• _WHAT THIS TASK INVOLVES_:
Copy out the entries word for word, starting with the first line and ending with the line that contains "sidebar-item-domain-aliases[interactable]: 🌐 Domain".

• _SUPPLIED MATERIAL_:
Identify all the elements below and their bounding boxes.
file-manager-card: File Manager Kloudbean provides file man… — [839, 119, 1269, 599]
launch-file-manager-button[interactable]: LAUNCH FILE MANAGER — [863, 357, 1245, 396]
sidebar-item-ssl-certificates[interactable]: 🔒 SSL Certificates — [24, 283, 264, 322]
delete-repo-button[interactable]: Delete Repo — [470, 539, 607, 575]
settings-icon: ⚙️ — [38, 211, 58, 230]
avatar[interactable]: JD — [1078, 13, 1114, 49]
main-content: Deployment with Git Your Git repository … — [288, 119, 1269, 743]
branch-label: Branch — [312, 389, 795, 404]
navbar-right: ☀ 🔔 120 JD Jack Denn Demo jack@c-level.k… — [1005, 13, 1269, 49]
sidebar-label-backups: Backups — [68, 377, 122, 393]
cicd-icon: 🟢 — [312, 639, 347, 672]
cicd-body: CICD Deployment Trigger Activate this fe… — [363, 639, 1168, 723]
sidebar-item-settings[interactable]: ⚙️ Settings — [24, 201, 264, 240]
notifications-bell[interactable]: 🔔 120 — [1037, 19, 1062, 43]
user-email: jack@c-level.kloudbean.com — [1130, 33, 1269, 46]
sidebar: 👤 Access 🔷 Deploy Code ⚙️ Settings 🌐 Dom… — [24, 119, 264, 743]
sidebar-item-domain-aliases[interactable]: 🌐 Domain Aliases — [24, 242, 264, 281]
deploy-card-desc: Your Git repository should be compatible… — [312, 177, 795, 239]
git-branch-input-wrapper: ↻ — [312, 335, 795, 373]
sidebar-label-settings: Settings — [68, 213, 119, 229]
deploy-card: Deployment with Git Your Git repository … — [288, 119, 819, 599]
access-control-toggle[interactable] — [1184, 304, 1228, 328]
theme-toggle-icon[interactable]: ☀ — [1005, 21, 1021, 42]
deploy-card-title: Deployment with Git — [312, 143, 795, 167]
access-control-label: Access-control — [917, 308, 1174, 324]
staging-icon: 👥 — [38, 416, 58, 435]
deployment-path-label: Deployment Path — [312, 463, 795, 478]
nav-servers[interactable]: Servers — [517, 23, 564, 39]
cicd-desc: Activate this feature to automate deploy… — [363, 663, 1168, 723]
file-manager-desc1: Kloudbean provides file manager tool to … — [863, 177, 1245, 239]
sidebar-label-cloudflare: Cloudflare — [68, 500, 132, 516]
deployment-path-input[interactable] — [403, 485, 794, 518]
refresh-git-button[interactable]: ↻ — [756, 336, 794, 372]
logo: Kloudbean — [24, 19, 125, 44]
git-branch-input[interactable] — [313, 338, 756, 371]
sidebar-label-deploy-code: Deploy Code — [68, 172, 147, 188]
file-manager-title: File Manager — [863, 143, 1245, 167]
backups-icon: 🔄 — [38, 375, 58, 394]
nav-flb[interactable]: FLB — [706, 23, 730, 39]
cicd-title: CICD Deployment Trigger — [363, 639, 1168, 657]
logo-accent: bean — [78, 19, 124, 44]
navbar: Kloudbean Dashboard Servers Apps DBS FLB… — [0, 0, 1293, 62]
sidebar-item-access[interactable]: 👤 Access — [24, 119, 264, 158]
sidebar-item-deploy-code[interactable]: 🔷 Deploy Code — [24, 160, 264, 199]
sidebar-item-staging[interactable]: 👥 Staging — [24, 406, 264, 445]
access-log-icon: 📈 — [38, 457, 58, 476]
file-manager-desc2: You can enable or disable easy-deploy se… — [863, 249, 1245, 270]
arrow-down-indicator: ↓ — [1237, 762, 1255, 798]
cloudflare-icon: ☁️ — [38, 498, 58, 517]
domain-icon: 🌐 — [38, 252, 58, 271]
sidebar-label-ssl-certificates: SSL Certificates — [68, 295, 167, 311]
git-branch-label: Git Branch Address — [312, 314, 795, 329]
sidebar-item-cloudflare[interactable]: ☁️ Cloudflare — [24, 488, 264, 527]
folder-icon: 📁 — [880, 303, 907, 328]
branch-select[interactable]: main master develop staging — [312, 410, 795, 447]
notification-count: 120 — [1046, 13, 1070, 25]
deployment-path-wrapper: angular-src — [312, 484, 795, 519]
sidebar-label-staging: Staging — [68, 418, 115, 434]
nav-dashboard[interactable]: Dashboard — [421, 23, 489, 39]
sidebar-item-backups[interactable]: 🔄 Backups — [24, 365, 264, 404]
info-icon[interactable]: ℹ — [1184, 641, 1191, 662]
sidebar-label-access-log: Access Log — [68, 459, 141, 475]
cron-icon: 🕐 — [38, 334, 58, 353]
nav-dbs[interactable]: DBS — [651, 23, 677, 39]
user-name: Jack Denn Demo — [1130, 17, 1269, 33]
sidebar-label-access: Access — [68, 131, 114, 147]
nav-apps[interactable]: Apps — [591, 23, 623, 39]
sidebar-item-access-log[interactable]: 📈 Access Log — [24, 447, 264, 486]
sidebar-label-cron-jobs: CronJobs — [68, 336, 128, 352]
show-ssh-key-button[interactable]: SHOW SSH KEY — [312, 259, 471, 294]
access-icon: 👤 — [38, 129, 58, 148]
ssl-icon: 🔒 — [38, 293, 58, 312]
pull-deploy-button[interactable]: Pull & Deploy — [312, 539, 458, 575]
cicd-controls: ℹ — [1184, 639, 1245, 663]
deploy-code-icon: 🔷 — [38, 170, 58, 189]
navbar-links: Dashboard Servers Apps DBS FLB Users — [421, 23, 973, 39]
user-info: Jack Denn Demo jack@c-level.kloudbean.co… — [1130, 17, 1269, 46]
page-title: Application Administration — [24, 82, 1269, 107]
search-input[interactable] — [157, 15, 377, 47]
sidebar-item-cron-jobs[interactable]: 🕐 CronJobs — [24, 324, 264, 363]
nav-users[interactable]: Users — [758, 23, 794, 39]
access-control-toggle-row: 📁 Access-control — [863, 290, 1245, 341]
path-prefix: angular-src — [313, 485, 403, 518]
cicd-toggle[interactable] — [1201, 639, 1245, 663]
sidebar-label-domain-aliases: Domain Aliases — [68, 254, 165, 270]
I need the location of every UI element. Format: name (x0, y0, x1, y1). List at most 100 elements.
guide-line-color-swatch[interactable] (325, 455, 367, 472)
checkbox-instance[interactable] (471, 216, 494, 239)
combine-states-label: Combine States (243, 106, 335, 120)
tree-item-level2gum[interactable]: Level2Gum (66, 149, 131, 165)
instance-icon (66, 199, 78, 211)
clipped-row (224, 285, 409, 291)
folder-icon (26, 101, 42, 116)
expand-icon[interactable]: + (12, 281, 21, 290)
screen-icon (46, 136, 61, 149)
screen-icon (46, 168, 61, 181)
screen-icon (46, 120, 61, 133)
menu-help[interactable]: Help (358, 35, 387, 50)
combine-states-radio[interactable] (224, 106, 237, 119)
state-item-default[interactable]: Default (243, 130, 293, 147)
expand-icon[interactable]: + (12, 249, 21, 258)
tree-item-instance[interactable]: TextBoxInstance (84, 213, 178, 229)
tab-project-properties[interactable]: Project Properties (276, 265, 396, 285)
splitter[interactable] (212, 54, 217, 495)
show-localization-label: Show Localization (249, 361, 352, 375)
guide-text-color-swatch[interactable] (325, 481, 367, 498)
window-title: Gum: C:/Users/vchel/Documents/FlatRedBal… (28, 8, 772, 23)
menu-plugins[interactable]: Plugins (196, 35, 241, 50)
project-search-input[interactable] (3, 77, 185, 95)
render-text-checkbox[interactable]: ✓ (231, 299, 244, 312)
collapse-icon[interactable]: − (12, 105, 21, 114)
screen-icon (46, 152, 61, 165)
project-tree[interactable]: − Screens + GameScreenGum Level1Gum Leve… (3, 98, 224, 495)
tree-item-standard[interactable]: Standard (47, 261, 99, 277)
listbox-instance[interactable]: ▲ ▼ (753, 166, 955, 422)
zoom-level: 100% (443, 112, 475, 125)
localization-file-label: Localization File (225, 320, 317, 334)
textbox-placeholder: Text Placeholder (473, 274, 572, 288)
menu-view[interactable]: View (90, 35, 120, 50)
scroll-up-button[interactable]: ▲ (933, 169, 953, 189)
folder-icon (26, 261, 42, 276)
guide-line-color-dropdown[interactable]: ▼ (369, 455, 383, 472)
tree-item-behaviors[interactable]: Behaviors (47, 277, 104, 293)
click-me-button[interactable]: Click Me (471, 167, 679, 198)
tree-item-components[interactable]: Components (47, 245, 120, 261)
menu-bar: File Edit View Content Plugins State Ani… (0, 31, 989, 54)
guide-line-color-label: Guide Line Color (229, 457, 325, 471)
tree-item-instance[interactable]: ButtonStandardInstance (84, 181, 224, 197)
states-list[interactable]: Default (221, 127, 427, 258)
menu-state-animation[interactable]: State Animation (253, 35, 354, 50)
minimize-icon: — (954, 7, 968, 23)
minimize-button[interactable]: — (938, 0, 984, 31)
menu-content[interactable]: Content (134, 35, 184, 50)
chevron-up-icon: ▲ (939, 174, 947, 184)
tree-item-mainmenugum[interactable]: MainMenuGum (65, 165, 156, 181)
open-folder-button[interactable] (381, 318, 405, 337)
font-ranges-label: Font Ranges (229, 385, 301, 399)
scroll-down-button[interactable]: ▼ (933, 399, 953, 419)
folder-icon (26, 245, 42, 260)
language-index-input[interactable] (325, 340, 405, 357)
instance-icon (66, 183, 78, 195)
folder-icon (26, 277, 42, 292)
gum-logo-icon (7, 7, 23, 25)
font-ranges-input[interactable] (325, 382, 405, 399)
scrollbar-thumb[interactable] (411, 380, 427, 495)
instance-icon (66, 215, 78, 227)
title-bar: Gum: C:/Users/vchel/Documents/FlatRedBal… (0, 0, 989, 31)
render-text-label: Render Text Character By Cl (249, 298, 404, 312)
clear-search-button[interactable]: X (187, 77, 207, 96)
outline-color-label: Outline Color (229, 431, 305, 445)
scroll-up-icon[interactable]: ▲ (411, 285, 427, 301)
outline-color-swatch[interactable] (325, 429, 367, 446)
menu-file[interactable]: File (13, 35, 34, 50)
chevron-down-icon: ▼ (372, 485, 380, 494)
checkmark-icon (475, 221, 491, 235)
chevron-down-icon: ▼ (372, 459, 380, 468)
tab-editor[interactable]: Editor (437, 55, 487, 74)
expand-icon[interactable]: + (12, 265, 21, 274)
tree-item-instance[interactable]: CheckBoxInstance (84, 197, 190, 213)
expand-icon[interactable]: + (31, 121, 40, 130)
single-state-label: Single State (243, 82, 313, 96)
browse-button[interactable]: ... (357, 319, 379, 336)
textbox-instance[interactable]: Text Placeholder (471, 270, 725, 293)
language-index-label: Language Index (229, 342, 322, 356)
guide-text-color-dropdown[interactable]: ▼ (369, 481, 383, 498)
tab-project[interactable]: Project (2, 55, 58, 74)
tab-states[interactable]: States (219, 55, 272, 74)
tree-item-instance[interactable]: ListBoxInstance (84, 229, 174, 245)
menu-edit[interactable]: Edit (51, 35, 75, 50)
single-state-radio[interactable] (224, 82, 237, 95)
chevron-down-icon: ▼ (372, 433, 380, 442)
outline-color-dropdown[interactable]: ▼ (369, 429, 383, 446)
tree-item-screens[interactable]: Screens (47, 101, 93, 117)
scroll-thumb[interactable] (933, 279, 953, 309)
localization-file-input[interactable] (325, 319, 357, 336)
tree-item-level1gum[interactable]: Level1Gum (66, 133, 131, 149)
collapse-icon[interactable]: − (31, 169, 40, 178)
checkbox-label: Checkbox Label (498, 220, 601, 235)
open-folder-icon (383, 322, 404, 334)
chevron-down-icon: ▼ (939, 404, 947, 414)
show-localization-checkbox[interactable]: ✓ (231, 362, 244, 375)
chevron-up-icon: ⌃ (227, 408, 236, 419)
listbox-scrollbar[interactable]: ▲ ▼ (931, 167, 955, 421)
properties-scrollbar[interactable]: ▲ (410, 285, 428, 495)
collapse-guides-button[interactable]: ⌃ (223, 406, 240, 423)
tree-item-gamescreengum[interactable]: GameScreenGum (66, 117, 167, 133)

• _ANSWER FOR THE TASK_:
Identify all the elements below and their bounding boxes.
file-manager-card: File Manager Kloudbean provides file man… — [839, 119, 1269, 599]
launch-file-manager-button[interactable]: LAUNCH FILE MANAGER — [863, 357, 1245, 396]
sidebar-item-ssl-certificates[interactable]: 🔒 SSL Certificates — [24, 283, 264, 322]
delete-repo-button[interactable]: Delete Repo — [470, 539, 607, 575]
settings-icon: ⚙️ — [38, 211, 58, 230]
avatar[interactable]: JD — [1078, 13, 1114, 49]
main-content: Deployment with Git Your Git repository … — [288, 119, 1269, 743]
branch-label: Branch — [312, 389, 795, 404]
navbar-right: ☀ 🔔 120 JD Jack Denn Demo jack@c-level.k… — [1005, 13, 1269, 49]
sidebar-label-backups: Backups — [68, 377, 122, 393]
cicd-icon: 🟢 — [312, 639, 347, 672]
cicd-body: CICD Deployment Trigger Activate this fe… — [363, 639, 1168, 723]
sidebar-item-settings[interactable]: ⚙️ Settings — [24, 201, 264, 240]
notifications-bell[interactable]: 🔔 120 — [1037, 19, 1062, 43]
user-email: jack@c-level.kloudbean.com — [1130, 33, 1269, 46]
sidebar: 👤 Access 🔷 Deploy Code ⚙️ Settings 🌐 Dom… — [24, 119, 264, 743]
sidebar-item-domain-aliases[interactable]: 🌐 Domain Aliases — [24, 242, 264, 281]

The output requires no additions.